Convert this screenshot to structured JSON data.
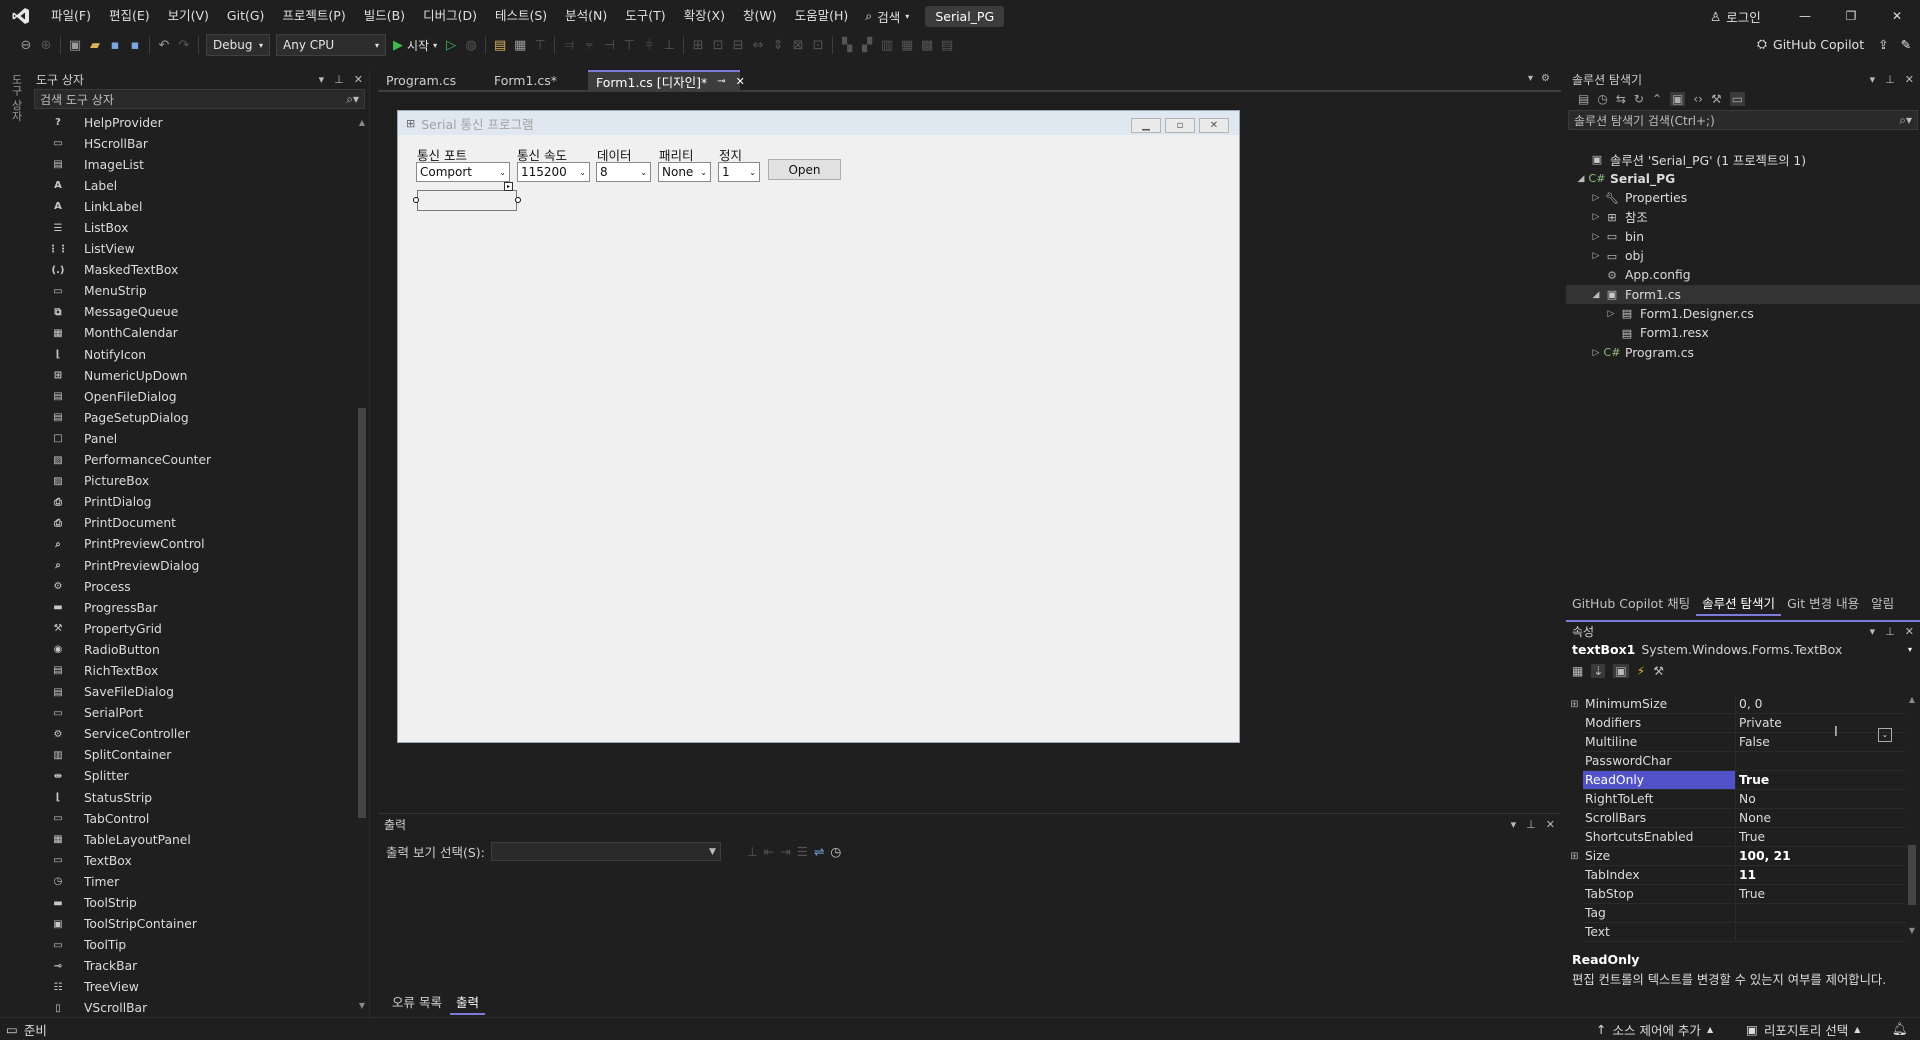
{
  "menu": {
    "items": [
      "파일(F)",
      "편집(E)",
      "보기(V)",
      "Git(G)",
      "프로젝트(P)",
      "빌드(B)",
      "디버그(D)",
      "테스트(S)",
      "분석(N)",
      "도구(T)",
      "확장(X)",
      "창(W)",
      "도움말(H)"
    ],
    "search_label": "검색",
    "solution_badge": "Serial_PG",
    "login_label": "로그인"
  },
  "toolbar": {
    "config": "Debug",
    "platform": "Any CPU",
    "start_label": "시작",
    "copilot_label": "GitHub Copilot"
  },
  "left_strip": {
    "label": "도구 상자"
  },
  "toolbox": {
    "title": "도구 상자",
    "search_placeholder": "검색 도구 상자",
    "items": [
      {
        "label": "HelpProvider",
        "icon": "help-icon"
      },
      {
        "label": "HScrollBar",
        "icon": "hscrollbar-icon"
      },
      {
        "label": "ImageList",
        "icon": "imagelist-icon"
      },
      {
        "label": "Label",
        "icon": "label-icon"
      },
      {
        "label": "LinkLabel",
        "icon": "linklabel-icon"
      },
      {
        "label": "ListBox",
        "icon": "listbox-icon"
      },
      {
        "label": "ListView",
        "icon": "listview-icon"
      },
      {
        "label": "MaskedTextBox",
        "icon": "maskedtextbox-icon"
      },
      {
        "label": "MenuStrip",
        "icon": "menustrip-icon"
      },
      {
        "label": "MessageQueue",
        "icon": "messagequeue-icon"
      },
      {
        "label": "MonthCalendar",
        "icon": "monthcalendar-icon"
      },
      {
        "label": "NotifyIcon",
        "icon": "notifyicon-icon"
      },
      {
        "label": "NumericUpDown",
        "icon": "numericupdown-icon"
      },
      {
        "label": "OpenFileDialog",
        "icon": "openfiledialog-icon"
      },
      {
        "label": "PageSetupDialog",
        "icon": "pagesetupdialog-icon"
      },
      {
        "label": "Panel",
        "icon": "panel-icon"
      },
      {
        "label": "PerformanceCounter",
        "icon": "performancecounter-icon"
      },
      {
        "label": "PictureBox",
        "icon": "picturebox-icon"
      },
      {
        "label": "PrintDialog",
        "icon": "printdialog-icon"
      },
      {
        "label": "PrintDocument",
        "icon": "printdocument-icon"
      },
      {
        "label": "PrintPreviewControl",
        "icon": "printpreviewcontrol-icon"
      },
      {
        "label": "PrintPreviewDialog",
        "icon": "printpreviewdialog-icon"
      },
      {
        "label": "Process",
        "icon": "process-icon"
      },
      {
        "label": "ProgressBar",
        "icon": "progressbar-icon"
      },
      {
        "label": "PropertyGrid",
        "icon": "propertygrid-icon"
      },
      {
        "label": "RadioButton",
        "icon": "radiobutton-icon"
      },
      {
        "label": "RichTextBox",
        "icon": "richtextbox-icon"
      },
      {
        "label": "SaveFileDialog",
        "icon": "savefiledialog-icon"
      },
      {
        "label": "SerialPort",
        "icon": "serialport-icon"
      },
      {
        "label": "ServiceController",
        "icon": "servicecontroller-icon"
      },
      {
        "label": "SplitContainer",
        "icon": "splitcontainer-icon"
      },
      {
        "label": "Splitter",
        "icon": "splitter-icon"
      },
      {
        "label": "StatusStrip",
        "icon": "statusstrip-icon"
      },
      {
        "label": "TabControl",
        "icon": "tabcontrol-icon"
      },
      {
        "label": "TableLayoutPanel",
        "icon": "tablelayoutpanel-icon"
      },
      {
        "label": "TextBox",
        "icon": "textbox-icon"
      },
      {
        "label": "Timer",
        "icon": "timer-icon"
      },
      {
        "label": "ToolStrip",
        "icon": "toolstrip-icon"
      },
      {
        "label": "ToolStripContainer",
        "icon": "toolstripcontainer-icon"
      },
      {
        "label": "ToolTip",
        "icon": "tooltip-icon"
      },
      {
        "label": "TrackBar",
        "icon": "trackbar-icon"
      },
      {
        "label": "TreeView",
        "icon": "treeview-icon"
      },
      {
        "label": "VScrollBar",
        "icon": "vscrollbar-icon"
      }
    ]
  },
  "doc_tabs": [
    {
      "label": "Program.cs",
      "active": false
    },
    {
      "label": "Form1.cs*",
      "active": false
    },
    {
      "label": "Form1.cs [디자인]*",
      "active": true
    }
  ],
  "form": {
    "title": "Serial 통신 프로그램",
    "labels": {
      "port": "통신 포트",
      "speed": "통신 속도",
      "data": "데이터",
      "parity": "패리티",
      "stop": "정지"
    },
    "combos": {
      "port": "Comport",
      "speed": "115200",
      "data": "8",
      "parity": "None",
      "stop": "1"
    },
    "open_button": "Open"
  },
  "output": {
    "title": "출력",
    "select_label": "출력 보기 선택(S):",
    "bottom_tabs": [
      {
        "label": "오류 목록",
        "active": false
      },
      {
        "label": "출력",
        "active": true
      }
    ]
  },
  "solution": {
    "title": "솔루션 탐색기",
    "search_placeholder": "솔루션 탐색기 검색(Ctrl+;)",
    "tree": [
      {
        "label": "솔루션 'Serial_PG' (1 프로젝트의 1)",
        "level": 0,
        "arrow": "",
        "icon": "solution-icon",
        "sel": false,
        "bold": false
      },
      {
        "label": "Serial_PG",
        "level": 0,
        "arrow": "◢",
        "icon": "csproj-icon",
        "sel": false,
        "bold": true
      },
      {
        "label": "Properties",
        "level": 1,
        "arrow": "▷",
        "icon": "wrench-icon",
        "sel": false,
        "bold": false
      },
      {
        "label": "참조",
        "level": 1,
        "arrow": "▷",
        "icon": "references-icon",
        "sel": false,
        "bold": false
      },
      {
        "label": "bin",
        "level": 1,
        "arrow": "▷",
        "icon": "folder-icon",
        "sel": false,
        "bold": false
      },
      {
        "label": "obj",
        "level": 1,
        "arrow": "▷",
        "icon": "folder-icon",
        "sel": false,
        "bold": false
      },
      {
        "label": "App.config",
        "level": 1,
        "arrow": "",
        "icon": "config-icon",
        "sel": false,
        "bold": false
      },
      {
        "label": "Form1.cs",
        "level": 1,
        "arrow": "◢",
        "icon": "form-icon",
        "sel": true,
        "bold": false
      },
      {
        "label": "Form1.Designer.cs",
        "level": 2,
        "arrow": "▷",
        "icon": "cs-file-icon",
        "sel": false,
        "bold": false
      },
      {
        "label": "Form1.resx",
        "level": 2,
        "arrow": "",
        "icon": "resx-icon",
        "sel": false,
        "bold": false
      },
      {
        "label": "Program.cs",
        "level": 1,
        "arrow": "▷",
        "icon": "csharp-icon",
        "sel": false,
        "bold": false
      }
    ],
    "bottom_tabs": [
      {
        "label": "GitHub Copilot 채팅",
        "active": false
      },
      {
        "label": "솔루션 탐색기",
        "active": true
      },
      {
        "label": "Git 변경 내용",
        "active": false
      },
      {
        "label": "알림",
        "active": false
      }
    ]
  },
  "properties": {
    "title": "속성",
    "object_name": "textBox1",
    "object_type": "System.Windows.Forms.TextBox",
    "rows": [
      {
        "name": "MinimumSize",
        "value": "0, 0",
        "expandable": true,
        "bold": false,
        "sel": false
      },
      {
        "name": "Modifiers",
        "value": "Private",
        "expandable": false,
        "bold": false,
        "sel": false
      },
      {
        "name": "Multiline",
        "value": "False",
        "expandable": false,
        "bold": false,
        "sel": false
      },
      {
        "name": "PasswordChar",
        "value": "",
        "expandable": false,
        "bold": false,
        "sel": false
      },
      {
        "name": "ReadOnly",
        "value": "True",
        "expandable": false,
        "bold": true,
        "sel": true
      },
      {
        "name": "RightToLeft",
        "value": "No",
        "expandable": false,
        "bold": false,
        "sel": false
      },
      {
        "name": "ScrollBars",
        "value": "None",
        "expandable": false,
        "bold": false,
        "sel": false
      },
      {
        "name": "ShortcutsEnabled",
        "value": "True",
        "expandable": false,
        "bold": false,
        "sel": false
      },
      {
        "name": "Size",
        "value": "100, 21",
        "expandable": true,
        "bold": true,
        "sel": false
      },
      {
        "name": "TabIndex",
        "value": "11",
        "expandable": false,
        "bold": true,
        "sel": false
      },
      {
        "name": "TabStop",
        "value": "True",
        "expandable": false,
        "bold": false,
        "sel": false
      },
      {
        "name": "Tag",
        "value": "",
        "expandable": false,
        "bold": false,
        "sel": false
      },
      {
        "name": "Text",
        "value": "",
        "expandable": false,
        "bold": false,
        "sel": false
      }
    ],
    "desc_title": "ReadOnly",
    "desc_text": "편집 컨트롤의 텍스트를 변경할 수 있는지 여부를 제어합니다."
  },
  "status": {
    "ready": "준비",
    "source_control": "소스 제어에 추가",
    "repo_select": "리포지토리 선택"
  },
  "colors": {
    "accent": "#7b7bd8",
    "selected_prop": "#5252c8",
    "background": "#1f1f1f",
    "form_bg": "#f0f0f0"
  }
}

※

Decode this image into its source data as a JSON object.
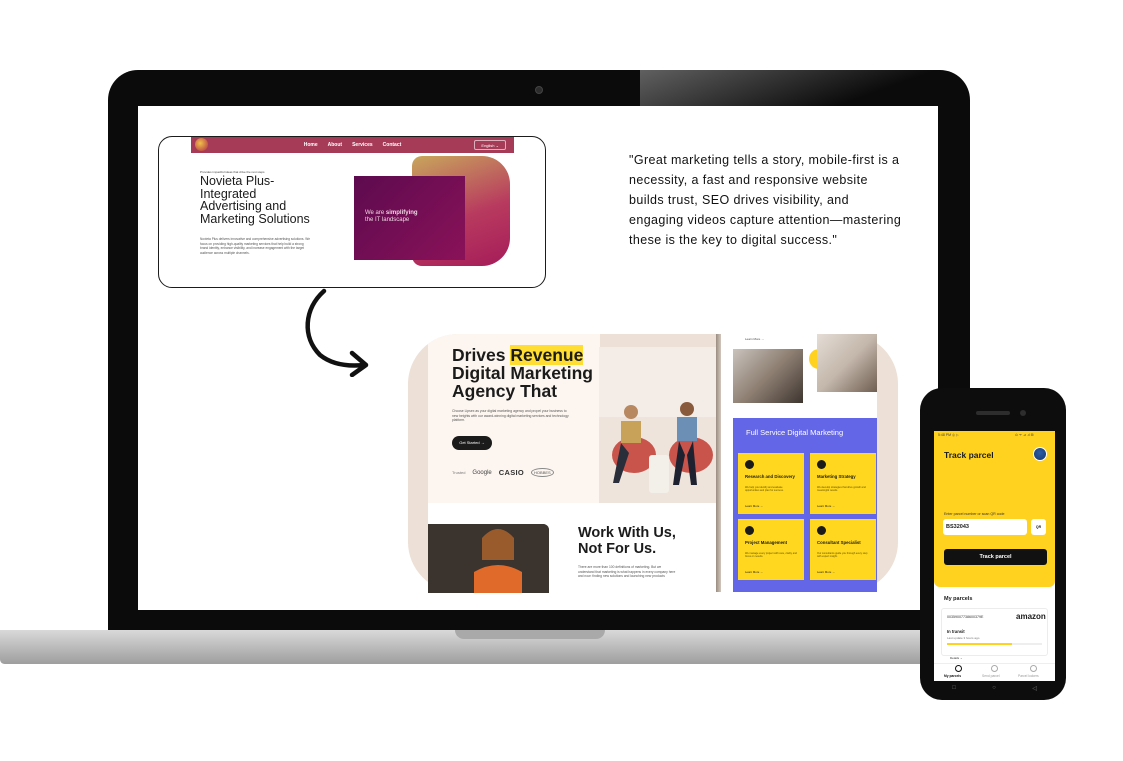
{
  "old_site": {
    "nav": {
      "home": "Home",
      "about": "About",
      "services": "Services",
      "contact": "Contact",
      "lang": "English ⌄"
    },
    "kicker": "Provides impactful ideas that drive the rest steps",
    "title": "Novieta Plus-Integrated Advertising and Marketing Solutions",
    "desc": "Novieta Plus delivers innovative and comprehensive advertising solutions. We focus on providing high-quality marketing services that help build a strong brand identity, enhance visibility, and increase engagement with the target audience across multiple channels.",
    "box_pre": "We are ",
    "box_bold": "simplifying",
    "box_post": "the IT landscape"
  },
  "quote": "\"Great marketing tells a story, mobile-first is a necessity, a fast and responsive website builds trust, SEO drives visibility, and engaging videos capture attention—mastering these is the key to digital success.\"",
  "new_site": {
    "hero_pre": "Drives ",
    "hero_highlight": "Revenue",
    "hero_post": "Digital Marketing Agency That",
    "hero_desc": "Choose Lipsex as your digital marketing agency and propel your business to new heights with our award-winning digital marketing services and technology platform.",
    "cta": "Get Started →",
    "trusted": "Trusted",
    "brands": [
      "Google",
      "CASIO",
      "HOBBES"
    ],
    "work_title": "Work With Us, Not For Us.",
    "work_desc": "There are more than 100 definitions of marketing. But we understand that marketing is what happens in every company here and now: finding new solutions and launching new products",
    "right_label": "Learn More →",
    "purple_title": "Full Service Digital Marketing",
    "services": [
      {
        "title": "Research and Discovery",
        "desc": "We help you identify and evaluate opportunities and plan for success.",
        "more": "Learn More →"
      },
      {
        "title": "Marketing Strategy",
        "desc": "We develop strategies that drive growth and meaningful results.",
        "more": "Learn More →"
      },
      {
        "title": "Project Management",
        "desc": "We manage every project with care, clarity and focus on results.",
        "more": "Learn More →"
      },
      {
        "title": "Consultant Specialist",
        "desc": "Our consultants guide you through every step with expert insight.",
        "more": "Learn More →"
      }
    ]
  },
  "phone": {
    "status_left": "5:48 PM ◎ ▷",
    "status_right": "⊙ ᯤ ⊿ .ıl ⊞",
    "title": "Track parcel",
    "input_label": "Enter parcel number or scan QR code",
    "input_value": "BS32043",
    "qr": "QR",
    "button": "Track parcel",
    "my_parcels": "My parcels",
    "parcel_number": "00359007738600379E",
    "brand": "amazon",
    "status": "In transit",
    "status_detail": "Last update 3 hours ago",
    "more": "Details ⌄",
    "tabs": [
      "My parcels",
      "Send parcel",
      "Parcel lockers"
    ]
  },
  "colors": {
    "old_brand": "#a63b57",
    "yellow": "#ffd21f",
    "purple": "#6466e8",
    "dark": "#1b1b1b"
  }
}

※

__Exercise description__
How many lines in the listing above contain the string "this"? Answer with the number only.

__Finished exercise__
2